* **TASK TO COMPLETE**
Gather from the listing below each line that includes the word "市场销售规模预测", and copy it.

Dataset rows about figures
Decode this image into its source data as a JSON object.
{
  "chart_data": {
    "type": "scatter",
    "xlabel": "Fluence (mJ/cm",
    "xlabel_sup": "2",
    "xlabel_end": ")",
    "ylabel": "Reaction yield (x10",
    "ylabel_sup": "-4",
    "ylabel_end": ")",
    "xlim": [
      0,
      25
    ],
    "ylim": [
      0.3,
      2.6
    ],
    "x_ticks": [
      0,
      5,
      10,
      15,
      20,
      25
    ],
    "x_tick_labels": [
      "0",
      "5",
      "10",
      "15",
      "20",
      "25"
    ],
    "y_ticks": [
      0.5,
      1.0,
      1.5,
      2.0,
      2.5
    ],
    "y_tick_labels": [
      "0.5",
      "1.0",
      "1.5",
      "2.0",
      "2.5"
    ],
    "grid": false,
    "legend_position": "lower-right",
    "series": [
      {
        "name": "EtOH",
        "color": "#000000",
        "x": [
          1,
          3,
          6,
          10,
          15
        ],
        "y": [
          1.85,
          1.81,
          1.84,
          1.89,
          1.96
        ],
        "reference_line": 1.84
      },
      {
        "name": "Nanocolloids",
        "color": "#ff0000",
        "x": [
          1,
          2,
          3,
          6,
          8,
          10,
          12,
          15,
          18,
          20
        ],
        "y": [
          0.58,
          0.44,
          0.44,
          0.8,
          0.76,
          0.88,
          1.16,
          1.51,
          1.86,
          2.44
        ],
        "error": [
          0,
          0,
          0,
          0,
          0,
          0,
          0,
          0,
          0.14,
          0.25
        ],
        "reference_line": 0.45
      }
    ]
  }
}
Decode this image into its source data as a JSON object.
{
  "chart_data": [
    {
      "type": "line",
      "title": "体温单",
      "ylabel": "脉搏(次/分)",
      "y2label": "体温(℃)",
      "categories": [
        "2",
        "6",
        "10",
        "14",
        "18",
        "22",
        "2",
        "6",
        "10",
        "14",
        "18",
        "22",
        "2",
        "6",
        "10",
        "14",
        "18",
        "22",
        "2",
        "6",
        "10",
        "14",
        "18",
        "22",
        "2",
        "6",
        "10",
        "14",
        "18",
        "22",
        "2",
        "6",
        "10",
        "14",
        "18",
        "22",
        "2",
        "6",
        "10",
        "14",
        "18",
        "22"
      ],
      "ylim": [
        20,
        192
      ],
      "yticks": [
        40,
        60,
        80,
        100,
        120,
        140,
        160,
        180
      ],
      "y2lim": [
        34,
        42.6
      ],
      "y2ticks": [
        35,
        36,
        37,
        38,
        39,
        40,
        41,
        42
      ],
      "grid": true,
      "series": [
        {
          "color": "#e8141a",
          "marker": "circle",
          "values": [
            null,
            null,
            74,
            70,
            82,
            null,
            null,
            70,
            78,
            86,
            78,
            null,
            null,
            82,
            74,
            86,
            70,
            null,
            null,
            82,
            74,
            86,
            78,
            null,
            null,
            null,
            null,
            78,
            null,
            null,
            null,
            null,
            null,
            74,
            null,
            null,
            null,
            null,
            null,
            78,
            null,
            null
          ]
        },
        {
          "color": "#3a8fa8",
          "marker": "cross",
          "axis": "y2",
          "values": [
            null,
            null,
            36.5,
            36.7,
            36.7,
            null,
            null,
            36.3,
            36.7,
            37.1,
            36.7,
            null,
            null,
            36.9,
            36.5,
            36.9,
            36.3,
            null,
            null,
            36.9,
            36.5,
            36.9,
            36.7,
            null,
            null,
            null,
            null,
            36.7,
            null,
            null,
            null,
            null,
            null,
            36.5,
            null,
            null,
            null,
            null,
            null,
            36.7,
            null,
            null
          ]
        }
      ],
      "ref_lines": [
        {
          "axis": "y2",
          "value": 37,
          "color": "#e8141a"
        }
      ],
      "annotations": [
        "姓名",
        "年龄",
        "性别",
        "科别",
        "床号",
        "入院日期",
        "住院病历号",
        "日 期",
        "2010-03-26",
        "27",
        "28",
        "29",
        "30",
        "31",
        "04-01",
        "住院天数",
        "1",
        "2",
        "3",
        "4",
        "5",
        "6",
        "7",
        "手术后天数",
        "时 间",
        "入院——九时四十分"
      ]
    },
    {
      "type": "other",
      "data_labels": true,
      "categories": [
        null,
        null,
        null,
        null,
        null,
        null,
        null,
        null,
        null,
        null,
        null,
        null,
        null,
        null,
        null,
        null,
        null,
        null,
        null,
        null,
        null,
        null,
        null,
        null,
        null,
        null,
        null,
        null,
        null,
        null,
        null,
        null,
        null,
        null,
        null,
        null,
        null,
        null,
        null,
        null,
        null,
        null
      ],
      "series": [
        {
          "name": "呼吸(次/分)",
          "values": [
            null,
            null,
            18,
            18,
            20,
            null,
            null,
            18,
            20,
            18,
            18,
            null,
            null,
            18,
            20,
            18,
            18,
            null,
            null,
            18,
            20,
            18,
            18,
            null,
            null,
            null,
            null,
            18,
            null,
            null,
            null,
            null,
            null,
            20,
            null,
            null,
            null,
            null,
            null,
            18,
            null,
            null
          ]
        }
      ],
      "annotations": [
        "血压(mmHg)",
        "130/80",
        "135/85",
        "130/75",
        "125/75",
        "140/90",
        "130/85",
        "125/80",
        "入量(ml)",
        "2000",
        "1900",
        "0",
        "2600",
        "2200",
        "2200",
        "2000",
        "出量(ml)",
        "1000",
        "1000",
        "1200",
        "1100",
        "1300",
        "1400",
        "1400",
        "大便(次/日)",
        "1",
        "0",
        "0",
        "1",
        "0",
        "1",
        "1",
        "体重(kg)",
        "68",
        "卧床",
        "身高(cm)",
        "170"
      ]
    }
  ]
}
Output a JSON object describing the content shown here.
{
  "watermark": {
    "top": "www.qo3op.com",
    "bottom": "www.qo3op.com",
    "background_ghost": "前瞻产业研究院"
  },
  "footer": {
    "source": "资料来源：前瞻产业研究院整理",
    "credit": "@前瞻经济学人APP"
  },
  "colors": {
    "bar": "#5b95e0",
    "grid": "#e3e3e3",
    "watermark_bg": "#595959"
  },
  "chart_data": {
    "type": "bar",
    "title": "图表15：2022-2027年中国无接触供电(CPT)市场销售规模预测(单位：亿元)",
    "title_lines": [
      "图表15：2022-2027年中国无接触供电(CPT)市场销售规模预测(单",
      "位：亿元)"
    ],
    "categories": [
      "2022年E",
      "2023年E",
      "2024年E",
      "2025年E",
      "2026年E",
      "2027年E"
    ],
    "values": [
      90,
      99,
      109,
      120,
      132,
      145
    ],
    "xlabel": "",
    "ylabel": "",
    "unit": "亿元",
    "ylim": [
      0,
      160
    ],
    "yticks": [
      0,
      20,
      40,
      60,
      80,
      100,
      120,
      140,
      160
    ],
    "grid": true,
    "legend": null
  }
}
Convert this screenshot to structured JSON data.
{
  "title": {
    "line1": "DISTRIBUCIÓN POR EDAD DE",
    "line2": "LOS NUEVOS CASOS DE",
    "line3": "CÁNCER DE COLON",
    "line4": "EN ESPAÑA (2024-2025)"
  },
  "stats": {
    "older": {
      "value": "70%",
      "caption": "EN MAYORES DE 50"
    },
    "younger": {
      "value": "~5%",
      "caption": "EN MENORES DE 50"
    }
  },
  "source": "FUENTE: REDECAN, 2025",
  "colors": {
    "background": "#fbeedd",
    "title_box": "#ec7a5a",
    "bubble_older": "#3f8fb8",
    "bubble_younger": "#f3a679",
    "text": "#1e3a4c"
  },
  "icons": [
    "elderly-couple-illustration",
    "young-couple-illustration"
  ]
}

* **RESULT OF THIS EXERCISE**
    "title": "图表15：2022-2027年中国无接触供电(CPT)市场销售规模预测(单位：亿元)",
      "图表15：2022-2027年中国无接触供电(CPT)市场销售规模预测(单",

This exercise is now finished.